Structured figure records
☆ ☆ ☆ ☆ ☆
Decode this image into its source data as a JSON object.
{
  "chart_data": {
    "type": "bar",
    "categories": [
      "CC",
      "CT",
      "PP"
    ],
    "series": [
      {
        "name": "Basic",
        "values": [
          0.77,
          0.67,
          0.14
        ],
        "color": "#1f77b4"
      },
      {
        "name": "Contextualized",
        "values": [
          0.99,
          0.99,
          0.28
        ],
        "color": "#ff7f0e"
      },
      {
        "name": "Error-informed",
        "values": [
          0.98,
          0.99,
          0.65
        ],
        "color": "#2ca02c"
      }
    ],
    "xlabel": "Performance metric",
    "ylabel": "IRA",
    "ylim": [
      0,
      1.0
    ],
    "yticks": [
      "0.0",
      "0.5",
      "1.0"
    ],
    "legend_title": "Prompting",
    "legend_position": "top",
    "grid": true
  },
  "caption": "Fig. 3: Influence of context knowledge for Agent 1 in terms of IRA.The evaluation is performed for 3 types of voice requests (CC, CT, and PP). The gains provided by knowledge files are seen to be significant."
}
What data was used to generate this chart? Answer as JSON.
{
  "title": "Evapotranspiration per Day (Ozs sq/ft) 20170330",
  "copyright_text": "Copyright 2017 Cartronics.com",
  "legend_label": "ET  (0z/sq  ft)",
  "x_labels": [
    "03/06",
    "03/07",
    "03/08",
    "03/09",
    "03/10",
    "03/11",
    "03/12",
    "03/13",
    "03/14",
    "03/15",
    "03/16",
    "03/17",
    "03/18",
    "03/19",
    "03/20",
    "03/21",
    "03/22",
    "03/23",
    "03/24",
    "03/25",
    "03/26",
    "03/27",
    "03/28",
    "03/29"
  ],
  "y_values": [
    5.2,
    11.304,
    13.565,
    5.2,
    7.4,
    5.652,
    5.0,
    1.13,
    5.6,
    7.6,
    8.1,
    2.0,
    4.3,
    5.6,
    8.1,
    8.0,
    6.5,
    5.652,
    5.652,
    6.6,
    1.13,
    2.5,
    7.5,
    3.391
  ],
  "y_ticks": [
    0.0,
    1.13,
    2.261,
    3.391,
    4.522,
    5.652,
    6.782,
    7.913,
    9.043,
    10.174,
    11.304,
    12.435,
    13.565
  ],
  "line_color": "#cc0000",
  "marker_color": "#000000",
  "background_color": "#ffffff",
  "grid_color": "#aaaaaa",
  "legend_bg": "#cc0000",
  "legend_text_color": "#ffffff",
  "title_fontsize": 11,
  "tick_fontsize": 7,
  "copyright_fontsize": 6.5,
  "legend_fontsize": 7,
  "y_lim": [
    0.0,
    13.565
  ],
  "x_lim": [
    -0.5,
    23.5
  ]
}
☆ ☆ ☆ ☆ ☆
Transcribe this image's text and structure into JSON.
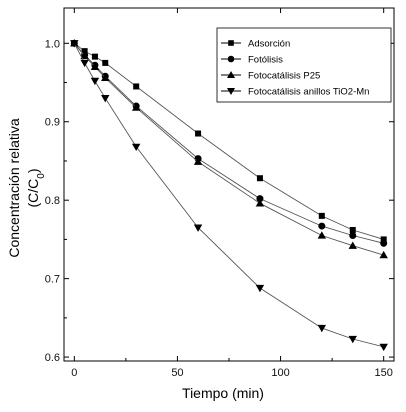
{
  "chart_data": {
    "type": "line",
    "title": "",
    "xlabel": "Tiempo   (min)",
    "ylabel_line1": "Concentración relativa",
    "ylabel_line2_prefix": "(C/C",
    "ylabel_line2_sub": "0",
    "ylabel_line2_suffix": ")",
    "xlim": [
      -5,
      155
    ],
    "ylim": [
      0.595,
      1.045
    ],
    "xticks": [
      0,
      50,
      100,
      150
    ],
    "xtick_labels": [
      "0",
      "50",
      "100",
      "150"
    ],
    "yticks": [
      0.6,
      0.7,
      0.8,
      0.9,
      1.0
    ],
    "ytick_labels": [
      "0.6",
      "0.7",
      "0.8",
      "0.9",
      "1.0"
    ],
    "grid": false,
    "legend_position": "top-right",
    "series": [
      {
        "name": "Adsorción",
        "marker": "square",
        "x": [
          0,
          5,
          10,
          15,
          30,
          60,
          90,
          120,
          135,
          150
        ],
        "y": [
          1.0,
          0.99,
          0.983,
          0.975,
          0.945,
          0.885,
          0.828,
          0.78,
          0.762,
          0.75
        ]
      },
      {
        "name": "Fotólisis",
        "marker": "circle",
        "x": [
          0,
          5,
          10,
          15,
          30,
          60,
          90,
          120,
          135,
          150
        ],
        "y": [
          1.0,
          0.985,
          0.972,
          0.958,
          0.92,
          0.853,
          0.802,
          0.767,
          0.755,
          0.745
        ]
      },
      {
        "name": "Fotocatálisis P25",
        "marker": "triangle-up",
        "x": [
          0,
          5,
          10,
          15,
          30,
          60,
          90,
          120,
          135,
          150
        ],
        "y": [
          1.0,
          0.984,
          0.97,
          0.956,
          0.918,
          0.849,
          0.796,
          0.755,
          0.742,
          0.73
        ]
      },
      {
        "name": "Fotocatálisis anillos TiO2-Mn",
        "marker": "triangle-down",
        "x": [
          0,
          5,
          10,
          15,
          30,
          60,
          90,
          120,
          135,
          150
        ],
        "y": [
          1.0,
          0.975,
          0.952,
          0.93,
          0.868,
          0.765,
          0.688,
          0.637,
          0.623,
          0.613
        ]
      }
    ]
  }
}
☆ ☆ ☆ ☆ ☆
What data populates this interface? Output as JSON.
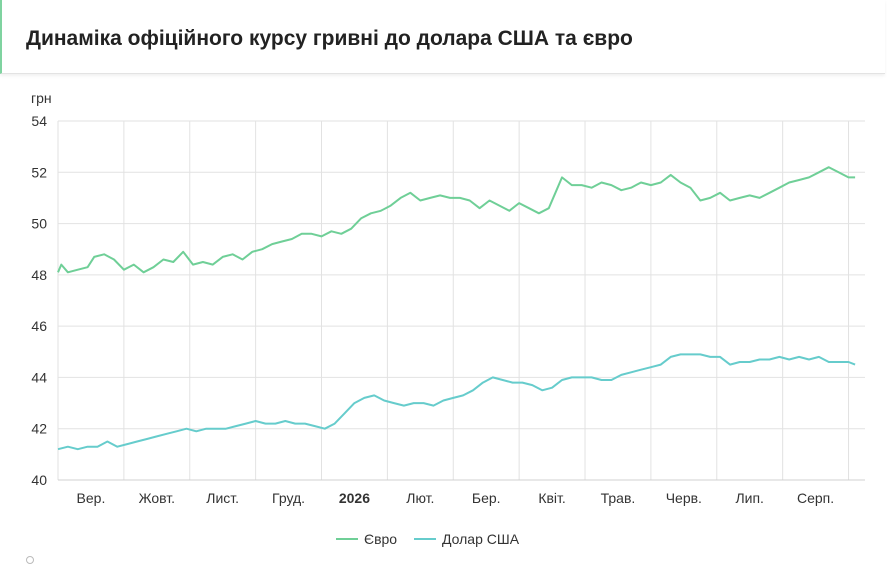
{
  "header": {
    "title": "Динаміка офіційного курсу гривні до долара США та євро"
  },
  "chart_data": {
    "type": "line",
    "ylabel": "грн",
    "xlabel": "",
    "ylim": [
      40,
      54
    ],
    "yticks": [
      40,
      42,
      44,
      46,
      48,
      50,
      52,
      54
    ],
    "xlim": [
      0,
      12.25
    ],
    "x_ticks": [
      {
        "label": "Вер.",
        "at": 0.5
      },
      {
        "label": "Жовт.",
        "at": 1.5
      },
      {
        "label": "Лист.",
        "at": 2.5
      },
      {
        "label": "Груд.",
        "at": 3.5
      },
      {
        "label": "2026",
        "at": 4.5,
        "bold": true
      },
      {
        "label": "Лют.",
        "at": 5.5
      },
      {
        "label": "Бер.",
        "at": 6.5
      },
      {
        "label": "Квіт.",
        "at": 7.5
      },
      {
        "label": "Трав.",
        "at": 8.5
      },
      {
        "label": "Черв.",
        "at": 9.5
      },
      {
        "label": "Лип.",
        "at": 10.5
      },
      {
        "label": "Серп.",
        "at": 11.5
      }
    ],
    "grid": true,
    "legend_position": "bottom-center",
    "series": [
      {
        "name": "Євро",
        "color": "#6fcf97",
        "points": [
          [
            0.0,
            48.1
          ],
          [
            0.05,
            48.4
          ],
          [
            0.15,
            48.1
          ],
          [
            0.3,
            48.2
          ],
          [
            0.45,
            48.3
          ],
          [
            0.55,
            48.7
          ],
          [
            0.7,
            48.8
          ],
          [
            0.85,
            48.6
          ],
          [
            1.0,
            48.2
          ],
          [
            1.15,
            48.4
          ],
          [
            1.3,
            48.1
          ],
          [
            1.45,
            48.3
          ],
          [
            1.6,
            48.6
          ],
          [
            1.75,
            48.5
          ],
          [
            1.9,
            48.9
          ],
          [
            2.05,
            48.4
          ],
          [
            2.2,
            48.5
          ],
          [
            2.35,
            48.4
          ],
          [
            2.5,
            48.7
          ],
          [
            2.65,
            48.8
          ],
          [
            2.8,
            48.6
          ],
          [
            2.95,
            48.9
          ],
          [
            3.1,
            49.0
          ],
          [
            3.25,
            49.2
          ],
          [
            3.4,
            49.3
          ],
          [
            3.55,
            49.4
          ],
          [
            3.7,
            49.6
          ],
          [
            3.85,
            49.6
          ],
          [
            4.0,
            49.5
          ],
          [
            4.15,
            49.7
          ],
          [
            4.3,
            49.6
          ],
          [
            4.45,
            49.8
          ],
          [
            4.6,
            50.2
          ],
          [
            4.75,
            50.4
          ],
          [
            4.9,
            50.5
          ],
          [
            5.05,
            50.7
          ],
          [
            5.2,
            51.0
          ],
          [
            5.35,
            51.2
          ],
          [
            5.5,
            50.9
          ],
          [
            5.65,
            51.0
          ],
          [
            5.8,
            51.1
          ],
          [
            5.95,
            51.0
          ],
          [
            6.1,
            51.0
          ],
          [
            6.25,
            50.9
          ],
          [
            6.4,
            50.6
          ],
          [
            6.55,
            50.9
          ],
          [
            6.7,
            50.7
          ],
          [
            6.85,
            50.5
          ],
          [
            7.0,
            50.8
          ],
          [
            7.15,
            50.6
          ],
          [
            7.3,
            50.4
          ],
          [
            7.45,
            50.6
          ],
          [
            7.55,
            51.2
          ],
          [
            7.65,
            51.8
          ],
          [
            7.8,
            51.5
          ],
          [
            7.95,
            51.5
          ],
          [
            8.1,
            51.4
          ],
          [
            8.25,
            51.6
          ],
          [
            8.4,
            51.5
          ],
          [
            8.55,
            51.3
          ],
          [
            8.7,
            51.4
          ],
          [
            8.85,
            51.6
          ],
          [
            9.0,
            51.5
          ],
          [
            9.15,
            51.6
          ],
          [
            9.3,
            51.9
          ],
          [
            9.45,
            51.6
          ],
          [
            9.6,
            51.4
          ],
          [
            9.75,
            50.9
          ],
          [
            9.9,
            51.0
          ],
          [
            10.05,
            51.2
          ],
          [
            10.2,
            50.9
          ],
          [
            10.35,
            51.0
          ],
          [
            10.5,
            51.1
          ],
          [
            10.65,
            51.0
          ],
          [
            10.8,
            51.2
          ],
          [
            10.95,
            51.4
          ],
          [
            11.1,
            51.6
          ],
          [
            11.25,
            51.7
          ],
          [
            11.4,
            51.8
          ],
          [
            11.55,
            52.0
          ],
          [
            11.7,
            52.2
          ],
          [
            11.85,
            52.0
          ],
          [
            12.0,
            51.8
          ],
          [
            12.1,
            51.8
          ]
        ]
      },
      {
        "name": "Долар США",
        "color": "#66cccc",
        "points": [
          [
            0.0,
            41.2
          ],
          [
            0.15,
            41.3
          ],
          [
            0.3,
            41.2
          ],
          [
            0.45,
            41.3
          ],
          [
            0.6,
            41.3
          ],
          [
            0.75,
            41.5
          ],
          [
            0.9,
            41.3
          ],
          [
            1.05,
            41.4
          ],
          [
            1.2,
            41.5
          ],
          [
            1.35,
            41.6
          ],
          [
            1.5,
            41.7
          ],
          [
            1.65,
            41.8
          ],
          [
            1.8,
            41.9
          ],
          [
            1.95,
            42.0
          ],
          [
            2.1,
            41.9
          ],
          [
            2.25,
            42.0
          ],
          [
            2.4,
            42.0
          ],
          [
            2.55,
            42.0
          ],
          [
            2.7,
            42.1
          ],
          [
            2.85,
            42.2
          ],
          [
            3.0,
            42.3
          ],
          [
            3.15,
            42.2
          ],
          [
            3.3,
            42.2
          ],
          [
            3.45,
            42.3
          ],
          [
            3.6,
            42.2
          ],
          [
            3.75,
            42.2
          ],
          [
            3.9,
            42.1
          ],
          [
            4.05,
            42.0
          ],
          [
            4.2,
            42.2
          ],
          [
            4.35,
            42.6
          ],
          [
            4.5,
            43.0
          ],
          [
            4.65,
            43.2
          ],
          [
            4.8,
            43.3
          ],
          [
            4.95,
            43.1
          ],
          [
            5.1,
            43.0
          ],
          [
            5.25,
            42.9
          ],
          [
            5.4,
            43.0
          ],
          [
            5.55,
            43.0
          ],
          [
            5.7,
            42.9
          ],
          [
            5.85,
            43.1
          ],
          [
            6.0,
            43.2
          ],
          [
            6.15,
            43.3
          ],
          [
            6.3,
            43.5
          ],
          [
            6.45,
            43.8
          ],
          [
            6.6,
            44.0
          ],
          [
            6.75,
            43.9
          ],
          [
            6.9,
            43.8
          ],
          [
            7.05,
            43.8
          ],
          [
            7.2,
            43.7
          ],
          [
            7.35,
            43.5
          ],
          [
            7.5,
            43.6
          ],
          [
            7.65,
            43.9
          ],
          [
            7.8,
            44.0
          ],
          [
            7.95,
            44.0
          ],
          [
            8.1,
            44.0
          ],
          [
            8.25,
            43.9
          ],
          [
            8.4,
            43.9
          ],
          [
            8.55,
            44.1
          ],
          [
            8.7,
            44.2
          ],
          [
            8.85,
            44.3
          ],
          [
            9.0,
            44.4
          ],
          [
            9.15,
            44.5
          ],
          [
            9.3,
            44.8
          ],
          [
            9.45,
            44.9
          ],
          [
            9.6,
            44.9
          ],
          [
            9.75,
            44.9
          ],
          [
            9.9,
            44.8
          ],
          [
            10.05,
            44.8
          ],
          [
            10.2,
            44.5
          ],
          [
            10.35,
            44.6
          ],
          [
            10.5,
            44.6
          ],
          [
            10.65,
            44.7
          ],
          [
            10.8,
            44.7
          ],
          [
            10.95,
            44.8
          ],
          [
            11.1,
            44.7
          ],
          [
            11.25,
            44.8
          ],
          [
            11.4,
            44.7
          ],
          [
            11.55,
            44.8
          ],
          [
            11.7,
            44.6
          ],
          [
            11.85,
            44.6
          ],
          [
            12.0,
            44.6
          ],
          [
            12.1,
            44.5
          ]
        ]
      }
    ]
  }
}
☆ ☆ ☆ ☆ ☆
▸ **STATED EXERCISE**:
Using the listing, copy every line where the word "ffffff" shows up.

▸ **RESULT OF THE EXERCISE**:
  "background_color": "#ffffff",
  "legend_text_color": "#ffffff",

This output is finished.